▸ **TASK A**:
According to the columbarium page, in what year was the St. Mark's Columbarium established?

▸ **SOURCE EXTRACT**:
Columbarium

The St. Mark’s family is extremely blessed to have both the St. Mark’s Columbarium and the West Road Cemetery for the interment of the cremated remains of Parish members and their families.  The West Road Cemetery is at the site of the original St. Mark’s Church and has been used for the burial of Parish members since colonial times.  When the congregation moved to the site on God’s Acre in 1833, the entire West Road site was converted to a cemetery and has been continuously maintained by the Parish for this purpose.  Today, ancient tombstones surrounded by old stone walls and bounded by mature trees provide a dignified and appropriate setting for burial.

 

The St. Mark’s Columbarium was established in 1979 on the present campus. Utilizing low stone walls for the interment of ashes, the Columbarium continues the traditions established at the West RoadCemetery.

 

Trustees are appointed by the Rector and approved by the Vestry and are responsible for the administration of both burial places.  They are charged to maintain the gracious simplicity of the settings and with setting fees to support continuous maintenance. 

 

Please address inquiries to any of the Trustees through the Church Office.

▸ **EXTRACTED MATERIAL**:

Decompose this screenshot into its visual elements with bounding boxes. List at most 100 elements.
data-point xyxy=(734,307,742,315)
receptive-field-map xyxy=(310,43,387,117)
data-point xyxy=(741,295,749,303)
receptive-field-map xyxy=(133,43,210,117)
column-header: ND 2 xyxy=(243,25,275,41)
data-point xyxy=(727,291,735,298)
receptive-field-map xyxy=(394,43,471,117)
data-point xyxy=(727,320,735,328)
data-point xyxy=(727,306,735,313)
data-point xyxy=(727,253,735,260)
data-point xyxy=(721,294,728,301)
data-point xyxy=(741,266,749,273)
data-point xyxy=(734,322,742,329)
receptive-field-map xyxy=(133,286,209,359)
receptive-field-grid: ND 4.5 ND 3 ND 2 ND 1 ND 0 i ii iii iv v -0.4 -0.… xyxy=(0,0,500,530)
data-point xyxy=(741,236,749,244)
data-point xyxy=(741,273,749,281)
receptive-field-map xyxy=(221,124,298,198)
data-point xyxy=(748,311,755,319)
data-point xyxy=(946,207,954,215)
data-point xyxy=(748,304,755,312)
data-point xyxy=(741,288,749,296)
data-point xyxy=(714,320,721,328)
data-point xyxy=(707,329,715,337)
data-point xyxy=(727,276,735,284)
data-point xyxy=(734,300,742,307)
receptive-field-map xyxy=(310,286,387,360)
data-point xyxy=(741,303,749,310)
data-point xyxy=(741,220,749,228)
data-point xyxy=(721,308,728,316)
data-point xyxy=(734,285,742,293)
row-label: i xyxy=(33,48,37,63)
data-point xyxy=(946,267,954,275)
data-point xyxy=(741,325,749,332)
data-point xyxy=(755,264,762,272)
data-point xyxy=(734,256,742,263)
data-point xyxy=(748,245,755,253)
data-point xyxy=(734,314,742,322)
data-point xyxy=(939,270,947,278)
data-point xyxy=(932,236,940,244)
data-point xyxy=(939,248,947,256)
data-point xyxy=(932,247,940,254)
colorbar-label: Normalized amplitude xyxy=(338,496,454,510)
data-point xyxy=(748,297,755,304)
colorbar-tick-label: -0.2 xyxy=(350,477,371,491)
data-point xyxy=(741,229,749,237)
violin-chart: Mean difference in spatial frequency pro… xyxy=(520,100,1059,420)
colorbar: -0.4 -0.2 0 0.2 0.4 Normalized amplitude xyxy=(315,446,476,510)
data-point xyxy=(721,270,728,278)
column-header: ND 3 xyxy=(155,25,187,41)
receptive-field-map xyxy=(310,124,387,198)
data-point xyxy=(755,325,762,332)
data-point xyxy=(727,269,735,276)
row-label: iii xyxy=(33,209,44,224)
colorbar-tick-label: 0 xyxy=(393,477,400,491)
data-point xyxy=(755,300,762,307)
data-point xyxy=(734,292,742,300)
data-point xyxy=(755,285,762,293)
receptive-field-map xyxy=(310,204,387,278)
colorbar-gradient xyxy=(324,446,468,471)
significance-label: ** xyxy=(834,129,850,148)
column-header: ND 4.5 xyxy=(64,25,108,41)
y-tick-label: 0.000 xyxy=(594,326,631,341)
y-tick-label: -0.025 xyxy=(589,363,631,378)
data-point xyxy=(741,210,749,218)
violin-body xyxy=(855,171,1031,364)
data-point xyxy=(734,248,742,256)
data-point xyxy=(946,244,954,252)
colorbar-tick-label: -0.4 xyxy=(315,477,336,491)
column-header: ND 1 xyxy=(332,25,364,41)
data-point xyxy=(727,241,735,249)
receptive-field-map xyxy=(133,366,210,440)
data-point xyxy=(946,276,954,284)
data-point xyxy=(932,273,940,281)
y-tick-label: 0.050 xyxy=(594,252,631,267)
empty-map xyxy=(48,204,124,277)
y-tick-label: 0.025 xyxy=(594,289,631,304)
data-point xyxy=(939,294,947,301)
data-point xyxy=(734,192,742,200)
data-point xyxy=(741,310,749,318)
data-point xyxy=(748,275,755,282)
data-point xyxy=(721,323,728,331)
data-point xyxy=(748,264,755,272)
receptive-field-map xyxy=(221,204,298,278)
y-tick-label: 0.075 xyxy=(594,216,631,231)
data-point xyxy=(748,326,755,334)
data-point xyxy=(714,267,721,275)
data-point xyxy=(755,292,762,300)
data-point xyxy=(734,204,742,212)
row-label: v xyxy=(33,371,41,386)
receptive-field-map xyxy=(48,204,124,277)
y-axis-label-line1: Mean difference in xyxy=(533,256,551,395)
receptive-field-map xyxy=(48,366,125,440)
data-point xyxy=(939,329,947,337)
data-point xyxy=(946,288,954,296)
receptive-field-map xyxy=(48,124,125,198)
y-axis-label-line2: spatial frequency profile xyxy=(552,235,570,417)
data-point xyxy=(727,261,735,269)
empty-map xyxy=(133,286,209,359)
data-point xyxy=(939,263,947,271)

▸ **TASK B**:
Rewrite the rows from the first one through the row containing "data-point xyxy=(734,322,742,329)", with every "receptive-field-map" changed to "rf-map" and nothing else altered. Return only those rows.

▸ **COMPLETE ANSWER A**:
1979

▸ **COMPLETE ANSWER B**:
Decompose this screenshot into its visual elements with bounding boxes. List at most 100 elements.
data-point xyxy=(734,307,742,315)
rf-map xyxy=(310,43,387,117)
data-point xyxy=(741,295,749,303)
rf-map xyxy=(133,43,210,117)
column-header: ND 2 xyxy=(243,25,275,41)
data-point xyxy=(727,291,735,298)
rf-map xyxy=(394,43,471,117)
data-point xyxy=(727,320,735,328)
data-point xyxy=(727,306,735,313)
data-point xyxy=(727,253,735,260)
data-point xyxy=(721,294,728,301)
data-point xyxy=(741,266,749,273)
data-point xyxy=(734,322,742,329)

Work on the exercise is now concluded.